━━ ENTRIES PROVIDED

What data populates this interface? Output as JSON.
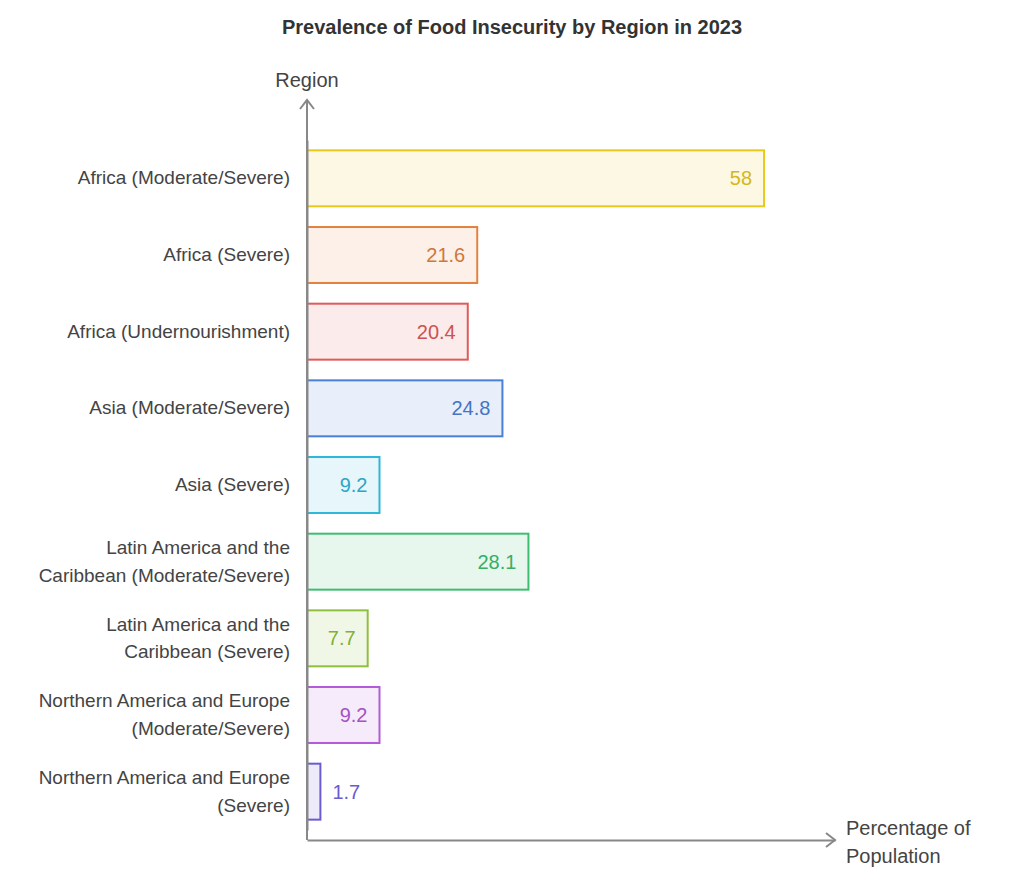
{
  "chart_data": {
    "type": "bar",
    "title": "Prevalence of Food Insecurity by Region in 2023",
    "x_label": "Percentage of Population",
    "y_label": "Region",
    "orientation": "horizontal",
    "categories": [
      "Africa (Moderate/Severe)",
      "Africa (Severe)",
      "Africa (Undernourishment)",
      "Asia (Moderate/Severe)",
      "Asia (Severe)",
      "Latin America and the Caribbean (Moderate/Severe)",
      "Latin America and the Caribbean (Severe)",
      "Northern America and Europe (Moderate/Severe)",
      "Northern America and Europe (Severe)"
    ],
    "values": [
      58,
      21.6,
      20.4,
      24.8,
      9.2,
      28.1,
      7.7,
      9.2,
      1.7
    ],
    "colors": [
      "#e8c81a",
      "#e38240",
      "#e05a5a",
      "#4a7fd6",
      "#2fb6d9",
      "#3dbd70",
      "#8fbf3c",
      "#b35ad9",
      "#6a5bd1"
    ],
    "xlim": [
      0,
      67
    ],
    "data_labels": true,
    "tick_labels": "y",
    "grid": false
  }
}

━━━━

Pictures excluded, quote all the data above exactly.

What data populates this interface? Output as JSON.
{
  "chart_data": {
    "type": "bar",
    "title": "Prevalence of Food Insecurity by Region in 2023",
    "x_label": "Percentage of Population",
    "y_label": "Region",
    "orientation": "horizontal",
    "categories": [
      "Africa (Moderate/Severe)",
      "Africa (Severe)",
      "Africa (Undernourishment)",
      "Asia (Moderate/Severe)",
      "Asia (Severe)",
      "Latin America and the Caribbean (Moderate/Severe)",
      "Latin America and the Caribbean (Severe)",
      "Northern America and Europe (Moderate/Severe)",
      "Northern America and Europe (Severe)"
    ],
    "values": [
      58,
      21.6,
      20.4,
      24.8,
      9.2,
      28.1,
      7.7,
      9.2,
      1.7
    ],
    "colors": [
      "#e8c81a",
      "#e38240",
      "#e05a5a",
      "#4a7fd6",
      "#2fb6d9",
      "#3dbd70",
      "#8fbf3c",
      "#b35ad9",
      "#6a5bd1"
    ],
    "xlim": [
      0,
      67
    ],
    "data_labels": true,
    "tick_labels": "y",
    "grid": false
  }
}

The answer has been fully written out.